Task requirements: Would you please copy all of the data exactly, skipping the images?
________________________
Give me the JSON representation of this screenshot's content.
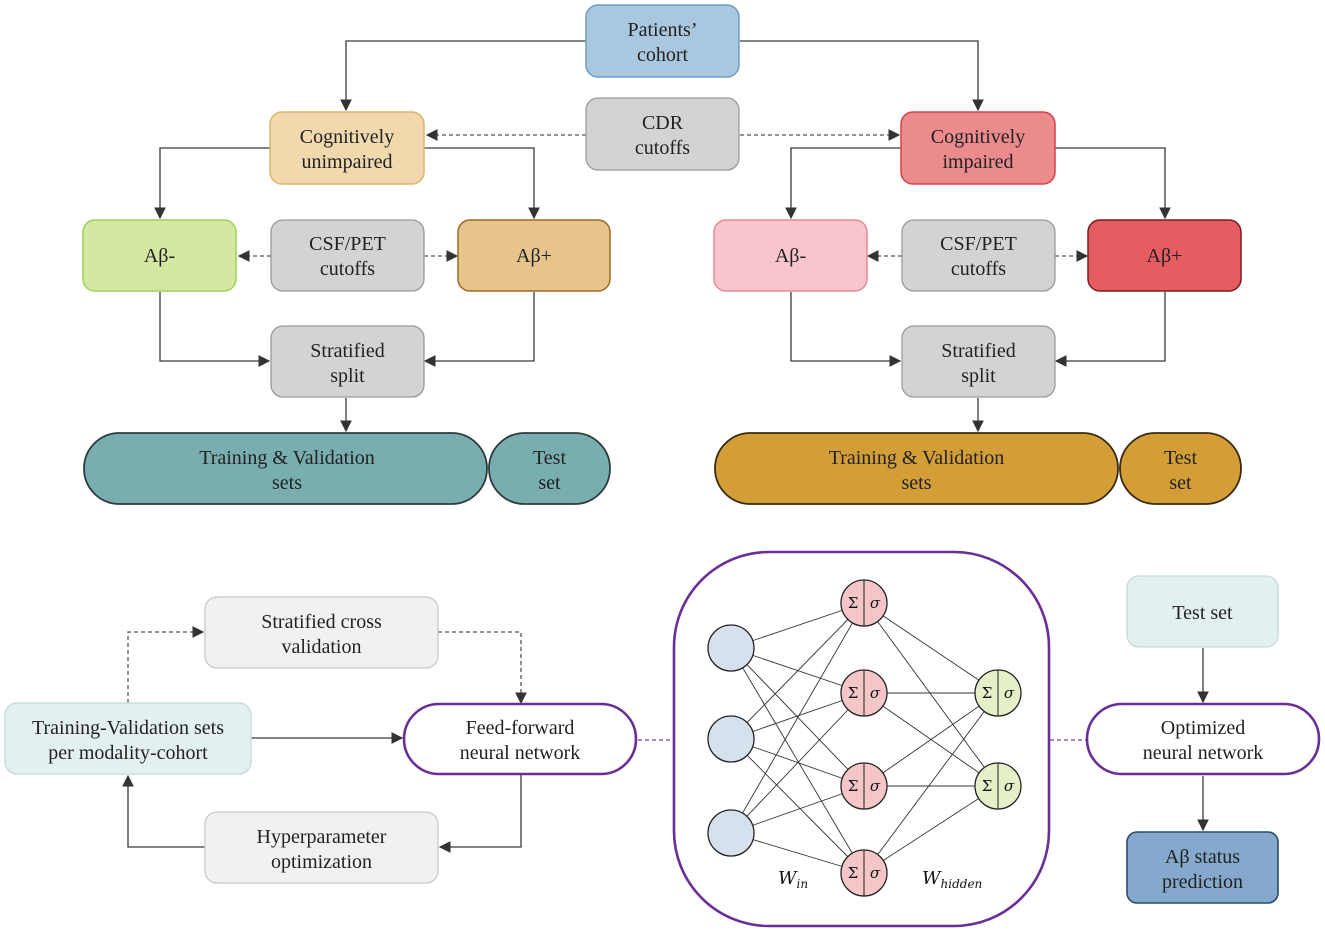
{
  "nodes": {
    "patients": [
      "Patients’",
      "cohort"
    ],
    "cdr": [
      "CDR",
      "cutoffs"
    ],
    "cu": [
      "Cognitively",
      "unimpaired"
    ],
    "ci": [
      "Cognitively",
      "impaired"
    ],
    "csf_left": [
      "CSF/PET",
      "cutoffs"
    ],
    "csf_right": [
      "CSF/PET",
      "cutoffs"
    ],
    "abneg_left": "Aβ-",
    "abpos_left": "Aβ+",
    "abneg_right": "Aβ-",
    "abpos_right": "Aβ+",
    "split_left": [
      "Stratified",
      "split"
    ],
    "split_right": [
      "Stratified",
      "split"
    ],
    "trainval_left": [
      "Training & Validation",
      "sets"
    ],
    "test_left": [
      "Test",
      "set"
    ],
    "trainval_right": [
      "Training & Validation",
      "sets"
    ],
    "test_right": [
      "Test",
      "set"
    ],
    "strat_cv": [
      "Stratified cross",
      "validation"
    ],
    "tv_sets": [
      "Training-Validation sets",
      "per modality-cohort"
    ],
    "ffnn": [
      "Feed-forward",
      "neural network"
    ],
    "hyperopt": [
      "Hyperparameter",
      "optimization"
    ],
    "testset": "Test set",
    "optnn": [
      "Optimized",
      "neural network"
    ],
    "prediction": [
      "Aβ status",
      "prediction"
    ]
  },
  "network": {
    "neuron_sum": "Σ",
    "neuron_act": "σ",
    "w_in": "W",
    "w_in_sub": "in",
    "w_hidden": "W",
    "w_hidden_sub": "hidden",
    "layers": [
      3,
      4,
      2
    ]
  },
  "colors": {
    "patients": "#a9c8e0",
    "gray_box": "#d4d2d3",
    "cu": "#f1d8ad",
    "ci": "#ec8b8e",
    "abneg_left": "#d4e8a2",
    "abpos_left": "#e7c48e",
    "abneg_right": "#f7c5cb",
    "abpos_right": "#e55c61",
    "teal": "#79aeb1",
    "gold": "#d39e37",
    "light_gray": "#f1f1f1",
    "light_teal": "#e3f0f0",
    "purple": "#6b2d97",
    "pred_blue": "#84a9cc",
    "input_neuron": "#d5e2ee",
    "hidden_neuron": "#f5c6c8",
    "output_neuron": "#e6f0c8"
  }
}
________________________
Response:
Give me the JSON representation of this screenshot's content.
{
  "nodes": {
    "patients": [
      "Patients’",
      "cohort"
    ],
    "cdr": [
      "CDR",
      "cutoffs"
    ],
    "cu": [
      "Cognitively",
      "unimpaired"
    ],
    "ci": [
      "Cognitively",
      "impaired"
    ],
    "csf_left": [
      "CSF/PET",
      "cutoffs"
    ],
    "csf_right": [
      "CSF/PET",
      "cutoffs"
    ],
    "abneg_left": "Aβ-",
    "abpos_left": "Aβ+",
    "abneg_right": "Aβ-",
    "abpos_right": "Aβ+",
    "split_left": [
      "Stratified",
      "split"
    ],
    "split_right": [
      "Stratified",
      "split"
    ],
    "trainval_left": [
      "Training & Validation",
      "sets"
    ],
    "test_left": [
      "Test",
      "set"
    ],
    "trainval_right": [
      "Training & Validation",
      "sets"
    ],
    "test_right": [
      "Test",
      "set"
    ],
    "strat_cv": [
      "Stratified cross",
      "validation"
    ],
    "tv_sets": [
      "Training-Validation sets",
      "per modality-cohort"
    ],
    "ffnn": [
      "Feed-forward",
      "neural network"
    ],
    "hyperopt": [
      "Hyperparameter",
      "optimization"
    ],
    "testset": "Test set",
    "optnn": [
      "Optimized",
      "neural network"
    ],
    "prediction": [
      "Aβ status",
      "prediction"
    ]
  },
  "network": {
    "neuron_sum": "Σ",
    "neuron_act": "σ",
    "w_in": "W",
    "w_in_sub": "in",
    "w_hidden": "W",
    "w_hidden_sub": "hidden",
    "layers": [
      3,
      4,
      2
    ]
  },
  "colors": {
    "patients": "#a9c8e0",
    "gray_box": "#d4d2d3",
    "cu": "#f1d8ad",
    "ci": "#ec8b8e",
    "abneg_left": "#d4e8a2",
    "abpos_left": "#e7c48e",
    "abneg_right": "#f7c5cb",
    "abpos_right": "#e55c61",
    "teal": "#79aeb1",
    "gold": "#d39e37",
    "light_gray": "#f1f1f1",
    "light_teal": "#e3f0f0",
    "purple": "#6b2d97",
    "pred_blue": "#84a9cc",
    "input_neuron": "#d5e2ee",
    "hidden_neuron": "#f5c6c8",
    "output_neuron": "#e6f0c8"
  }
}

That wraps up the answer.